* Exercise instructions: Reproduce each record exactly.

* Entries:
-*-

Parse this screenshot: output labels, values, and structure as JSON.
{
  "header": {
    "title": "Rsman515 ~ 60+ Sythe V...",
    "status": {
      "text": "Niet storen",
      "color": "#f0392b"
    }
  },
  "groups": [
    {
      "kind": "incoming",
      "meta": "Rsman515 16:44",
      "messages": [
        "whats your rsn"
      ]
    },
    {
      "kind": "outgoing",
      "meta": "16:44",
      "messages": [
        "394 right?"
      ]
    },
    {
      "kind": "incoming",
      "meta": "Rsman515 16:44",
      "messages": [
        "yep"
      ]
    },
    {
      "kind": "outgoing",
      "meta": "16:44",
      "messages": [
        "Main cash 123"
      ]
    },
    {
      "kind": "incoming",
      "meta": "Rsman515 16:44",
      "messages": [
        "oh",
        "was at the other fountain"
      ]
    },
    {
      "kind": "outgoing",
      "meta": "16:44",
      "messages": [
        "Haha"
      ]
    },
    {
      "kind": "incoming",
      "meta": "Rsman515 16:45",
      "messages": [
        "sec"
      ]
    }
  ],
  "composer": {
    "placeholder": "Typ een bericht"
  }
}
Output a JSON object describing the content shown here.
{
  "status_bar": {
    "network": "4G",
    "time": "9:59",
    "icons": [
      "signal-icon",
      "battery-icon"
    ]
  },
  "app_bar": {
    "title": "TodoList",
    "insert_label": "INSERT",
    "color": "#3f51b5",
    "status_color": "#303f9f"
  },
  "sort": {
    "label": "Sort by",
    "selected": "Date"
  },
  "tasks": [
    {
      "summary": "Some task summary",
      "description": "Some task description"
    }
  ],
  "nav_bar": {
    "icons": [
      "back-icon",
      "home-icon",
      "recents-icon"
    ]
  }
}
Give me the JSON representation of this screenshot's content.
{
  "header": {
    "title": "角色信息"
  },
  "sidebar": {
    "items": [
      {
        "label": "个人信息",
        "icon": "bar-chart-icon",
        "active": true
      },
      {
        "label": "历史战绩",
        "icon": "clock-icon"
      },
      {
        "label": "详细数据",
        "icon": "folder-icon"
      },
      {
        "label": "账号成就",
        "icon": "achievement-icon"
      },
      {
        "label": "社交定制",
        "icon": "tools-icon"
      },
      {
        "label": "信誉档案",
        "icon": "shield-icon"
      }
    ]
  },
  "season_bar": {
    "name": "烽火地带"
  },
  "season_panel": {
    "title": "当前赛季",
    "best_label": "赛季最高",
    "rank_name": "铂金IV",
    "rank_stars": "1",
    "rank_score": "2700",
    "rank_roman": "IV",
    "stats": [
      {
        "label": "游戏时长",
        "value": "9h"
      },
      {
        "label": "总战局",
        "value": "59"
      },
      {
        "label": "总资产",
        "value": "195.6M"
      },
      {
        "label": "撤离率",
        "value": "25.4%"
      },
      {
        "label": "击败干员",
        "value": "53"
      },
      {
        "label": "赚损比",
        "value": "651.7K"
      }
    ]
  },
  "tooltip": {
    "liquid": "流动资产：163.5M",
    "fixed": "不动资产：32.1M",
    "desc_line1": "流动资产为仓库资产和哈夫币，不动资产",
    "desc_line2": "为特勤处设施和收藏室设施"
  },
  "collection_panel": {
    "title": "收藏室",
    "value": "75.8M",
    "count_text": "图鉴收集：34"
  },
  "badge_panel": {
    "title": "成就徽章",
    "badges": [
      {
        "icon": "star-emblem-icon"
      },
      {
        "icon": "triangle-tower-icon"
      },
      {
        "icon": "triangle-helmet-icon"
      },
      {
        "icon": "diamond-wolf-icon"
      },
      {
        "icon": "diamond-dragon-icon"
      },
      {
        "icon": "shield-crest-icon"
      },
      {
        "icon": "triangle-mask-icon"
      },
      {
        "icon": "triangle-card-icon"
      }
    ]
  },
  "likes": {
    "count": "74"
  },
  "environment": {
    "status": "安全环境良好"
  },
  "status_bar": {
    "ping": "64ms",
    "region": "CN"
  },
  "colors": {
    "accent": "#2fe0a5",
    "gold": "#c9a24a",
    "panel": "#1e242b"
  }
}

-*-

* Task solution:
Parse this screenshot: output labels, values, and structure as JSON.
{
  "header": {
    "title": "Rsman515 ~ 60+ Sythe V...",
    "status": {
      "text": "Niet storen",
      "color": "#f0392b"
    }
  },
  "groups": [
    {
      "kind": "incoming",
      "meta": "Rsman515 16:44",
      "messages": [
        "whats your rsn"
      ]
    },
    {
      "kind": "outgoing",
      "meta": "16:44",
      "messages": [
        "394 right?"
      ]
    },
    {
      "kind": "incoming",
      "meta": "Rsman515 16:44",
      "messages": [
        "yep"
      ]
    },
    {
      "kind": "outgoing",
      "meta": "16:44",
      "messages": [
        "Main cash 123"
      ]
    },
    {
      "kind": "incoming",
      "meta": "Rsman515 16:44",
      "messages": [
        "oh",
        "was at the other fountain"
      ]
    },
    {
      "kind": "outgoing",
      "meta": "16:44",
      "messages": [
        "Haha"
      ]
    },
    {
      "kind": "incoming",
      "meta": "Rsman515 16:45",
      "messages": [
        "sec"
      ]
    }
  ],
  "composer": {
    "placeholder": "Typ een bericht"
  }
}
Output a JSON object describing the content shown here.
{
  "status_bar": {
    "network": "4G",
    "time": "9:59",
    "icons": [
      "signal-icon",
      "battery-icon"
    ]
  },
  "app_bar": {
    "title": "TodoList",
    "insert_label": "INSERT",
    "color": "#3f51b5",
    "status_color": "#303f9f"
  },
  "sort": {
    "label": "Sort by",
    "selected": "Date"
  },
  "tasks": [
    {
      "summary": "Some task summary",
      "description": "Some task description"
    }
  ],
  "nav_bar": {
    "icons": [
      "back-icon",
      "home-icon",
      "recents-icon"
    ]
  }
}
Give me the JSON representation of this screenshot's content.
{
  "header": {
    "title": "角色信息"
  },
  "sidebar": {
    "items": [
      {
        "label": "个人信息",
        "icon": "bar-chart-icon",
        "active": true
      },
      {
        "label": "历史战绩",
        "icon": "clock-icon"
      },
      {
        "label": "详细数据",
        "icon": "folder-icon"
      },
      {
        "label": "账号成就",
        "icon": "achievement-icon"
      },
      {
        "label": "社交定制",
        "icon": "tools-icon"
      },
      {
        "label": "信誉档案",
        "icon": "shield-icon"
      }
    ]
  },
  "season_bar": {
    "name": "烽火地带"
  },
  "season_panel": {
    "title": "当前赛季",
    "best_label": "赛季最高",
    "rank_name": "铂金IV",
    "rank_stars": "1",
    "rank_score": "2700",
    "rank_roman": "IV",
    "stats": [
      {
        "label": "游戏时长",
        "value": "9h"
      },
      {
        "label": "总战局",
        "value": "59"
      },
      {
        "label": "总资产",
        "value": "195.6M"
      },
      {
        "label": "撤离率",
        "value": "25.4%"
      },
      {
        "label": "击败干员",
        "value": "53"
      },
      {
        "label": "赚损比",
        "value": "651.7K"
      }
    ]
  },
  "tooltip": {
    "liquid": "流动资产：163.5M",
    "fixed": "不动资产：32.1M",
    "desc_line1": "流动资产为仓库资产和哈夫币，不动资产",
    "desc_line2": "为特勤处设施和收藏室设施"
  },
  "collection_panel": {
    "title": "收藏室",
    "value": "75.8M",
    "count_text": "图鉴收集：34"
  },
  "badge_panel": {
    "title": "成就徽章",
    "badges": [
      {
        "icon": "star-emblem-icon"
      },
      {
        "icon": "triangle-tower-icon"
      },
      {
        "icon": "triangle-helmet-icon"
      },
      {
        "icon": "diamond-wolf-icon"
      },
      {
        "icon": "diamond-dragon-icon"
      },
      {
        "icon": "shield-crest-icon"
      },
      {
        "icon": "triangle-mask-icon"
      },
      {
        "icon": "triangle-card-icon"
      }
    ]
  },
  "likes": {
    "count": "74"
  },
  "environment": {
    "status": "安全环境良好"
  },
  "status_bar": {
    "ping": "64ms",
    "region": "CN"
  },
  "colors": {
    "accent": "#2fe0a5",
    "gold": "#c9a24a",
    "panel": "#1e242b"
  }
}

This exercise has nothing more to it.